━━ Source records ━━

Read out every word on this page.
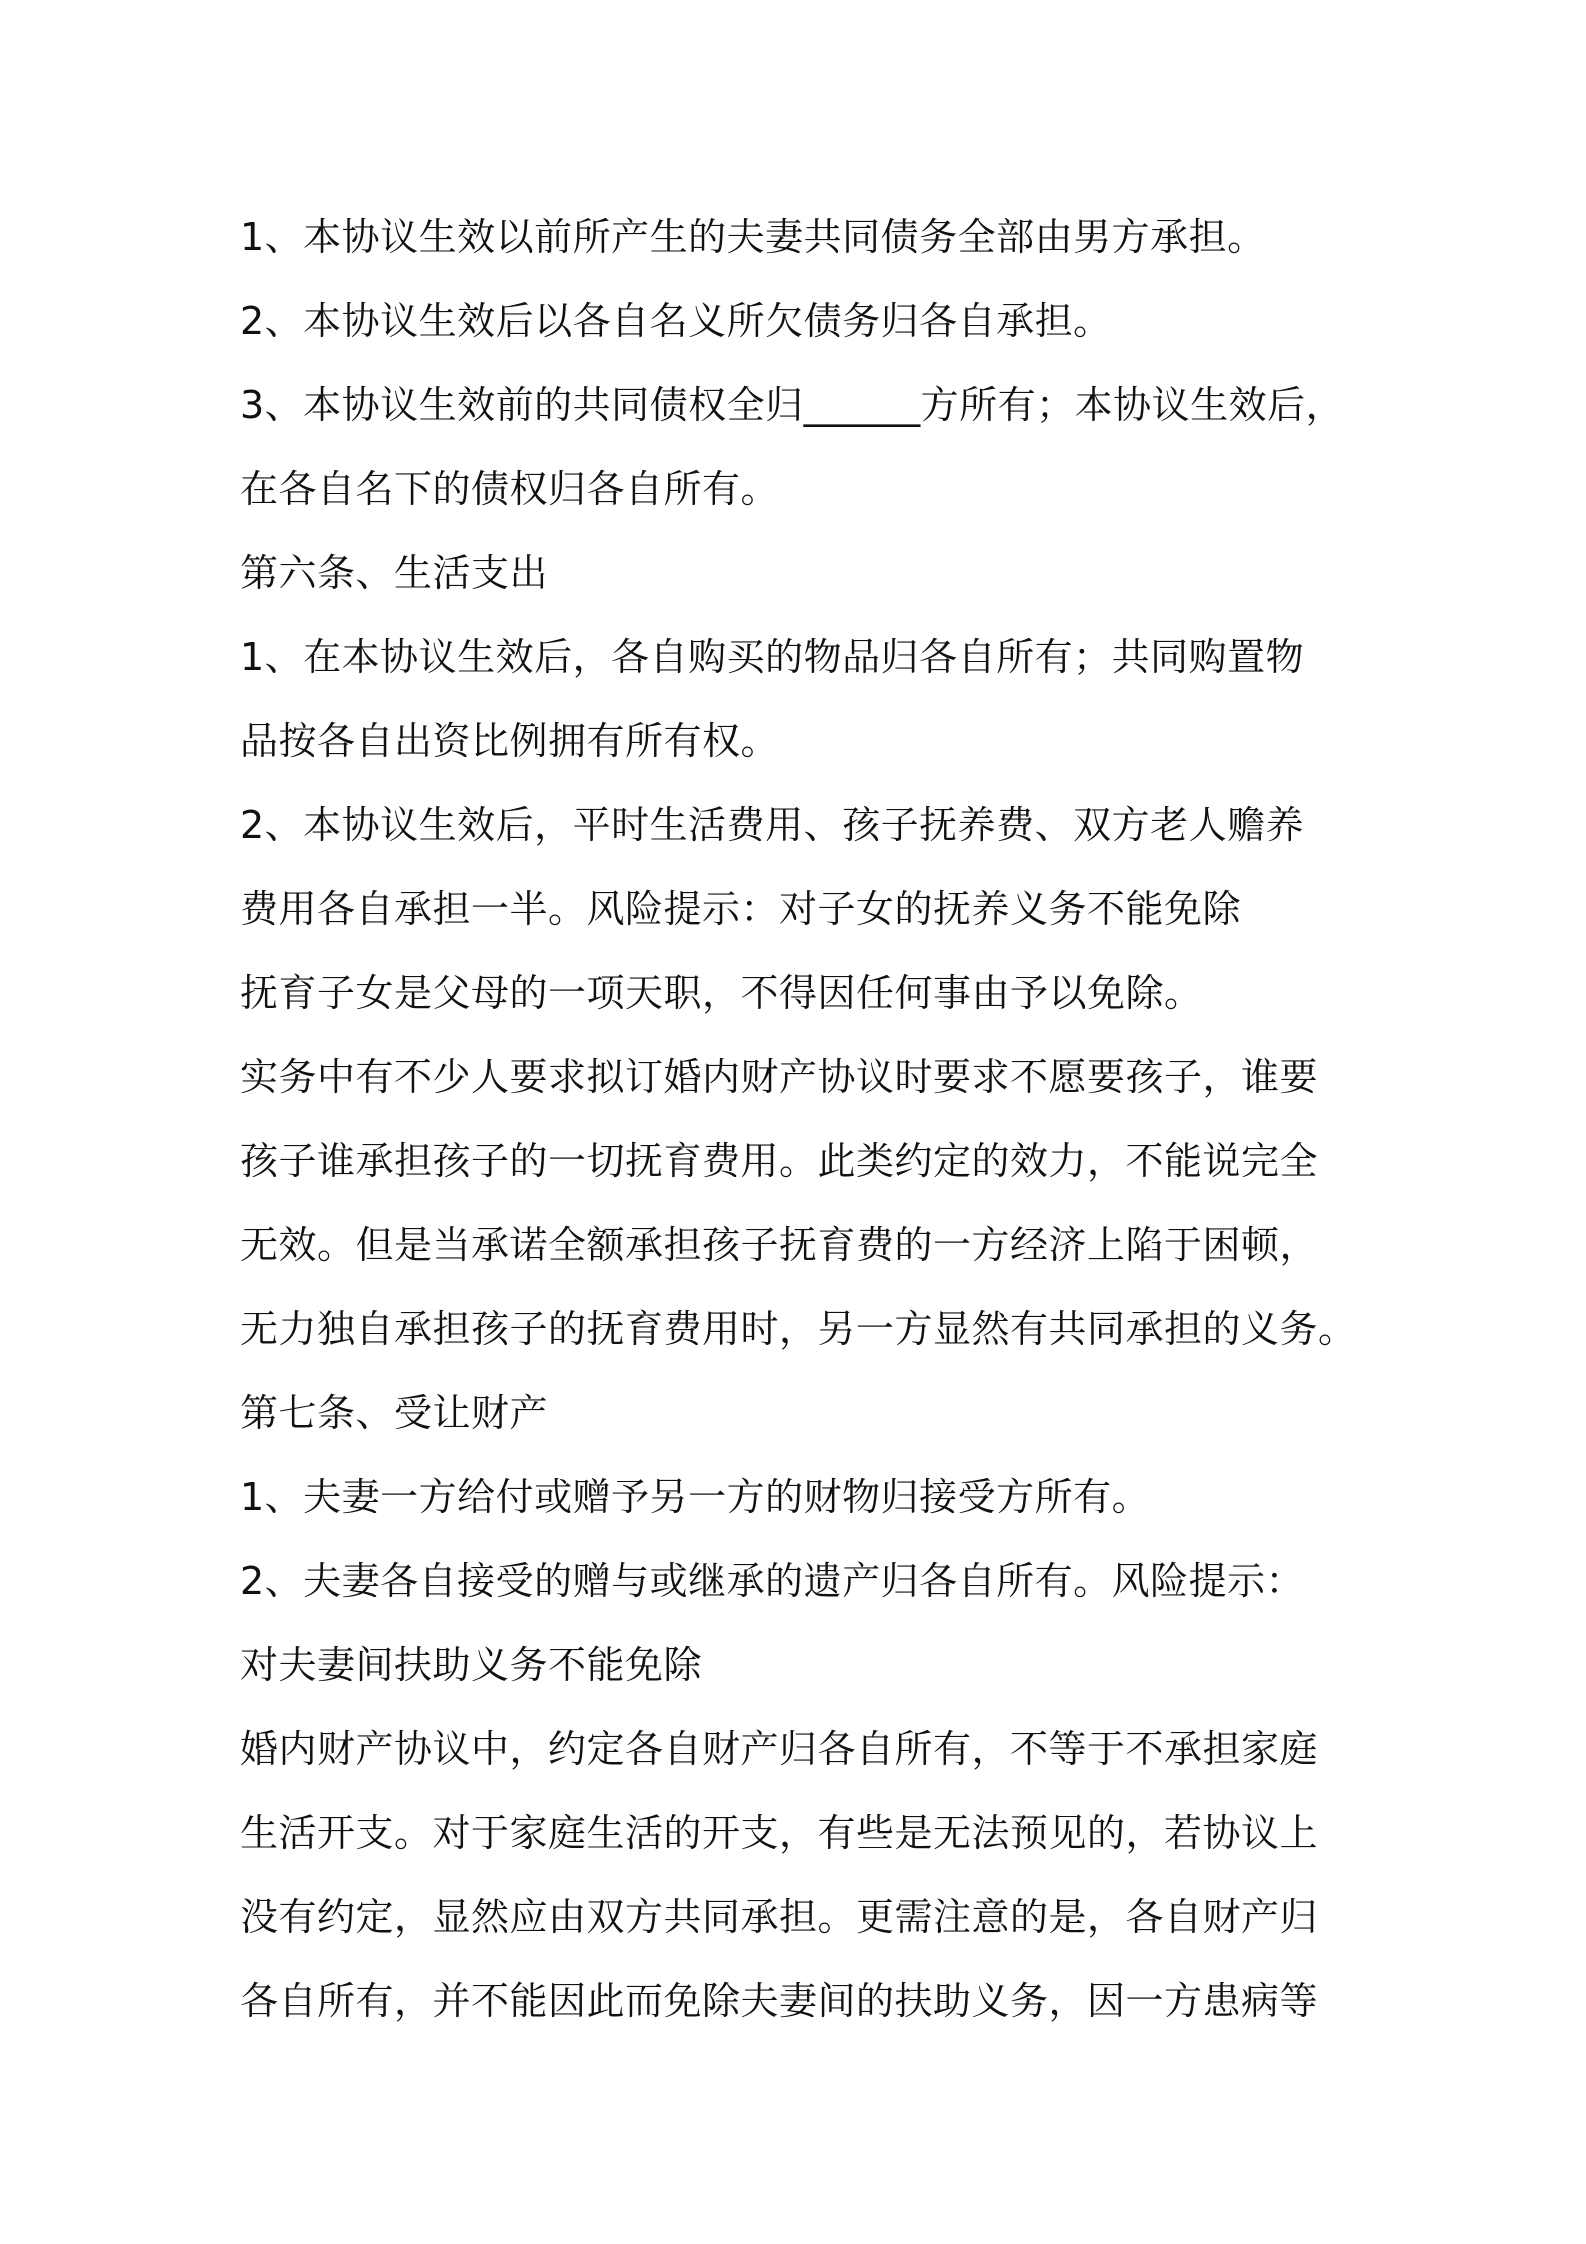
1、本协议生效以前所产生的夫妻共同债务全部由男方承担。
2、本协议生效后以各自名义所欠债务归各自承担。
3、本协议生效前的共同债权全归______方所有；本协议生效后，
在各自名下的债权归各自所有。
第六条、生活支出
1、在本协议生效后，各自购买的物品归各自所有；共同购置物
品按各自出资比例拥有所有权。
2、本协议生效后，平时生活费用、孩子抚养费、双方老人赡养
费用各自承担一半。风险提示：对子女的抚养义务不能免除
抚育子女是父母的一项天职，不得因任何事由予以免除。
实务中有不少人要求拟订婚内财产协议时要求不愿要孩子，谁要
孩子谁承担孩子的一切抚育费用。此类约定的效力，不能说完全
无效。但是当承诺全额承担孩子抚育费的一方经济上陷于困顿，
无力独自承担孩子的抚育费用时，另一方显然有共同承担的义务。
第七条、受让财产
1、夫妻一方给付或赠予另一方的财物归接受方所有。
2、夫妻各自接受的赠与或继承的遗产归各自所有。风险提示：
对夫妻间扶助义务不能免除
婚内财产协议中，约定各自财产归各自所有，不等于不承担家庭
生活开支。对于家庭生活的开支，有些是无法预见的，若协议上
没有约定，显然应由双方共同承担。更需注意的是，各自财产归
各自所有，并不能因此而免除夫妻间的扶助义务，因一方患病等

━━━

-- Stated task --
Copy out each line word for word, please, skipping the images.

-- Exercise result --
Read out every word on this page.
1、本协议生效以前所产生的夫妻共同债务全部由男方承担。
2、本协议生效后以各自名义所欠债务归各自承担。
3、本协议生效前的共同债权全归______方所有；本协议生效后，
在各自名下的债权归各自所有。
第六条、生活支出
1、在本协议生效后，各自购买的物品归各自所有；共同购置物
品按各自出资比例拥有所有权。
2、本协议生效后，平时生活费用、孩子抚养费、双方老人赡养
费用各自承担一半。风险提示：对子女的抚养义务不能免除
抚育子女是父母的一项天职，不得因任何事由予以免除。
实务中有不少人要求拟订婚内财产协议时要求不愿要孩子，谁要
孩子谁承担孩子的一切抚育费用。此类约定的效力，不能说完全
无效。但是当承诺全额承担孩子抚育费的一方经济上陷于困顿，
无力独自承担孩子的抚育费用时，另一方显然有共同承担的义务。
第七条、受让财产
1、夫妻一方给付或赠予另一方的财物归接受方所有。
2、夫妻各自接受的赠与或继承的遗产归各自所有。风险提示：
对夫妻间扶助义务不能免除
婚内财产协议中，约定各自财产归各自所有，不等于不承担家庭
生活开支。对于家庭生活的开支，有些是无法预见的，若协议上
没有约定，显然应由双方共同承担。更需注意的是，各自财产归
各自所有，并不能因此而免除夫妻间的扶助义务，因一方患病等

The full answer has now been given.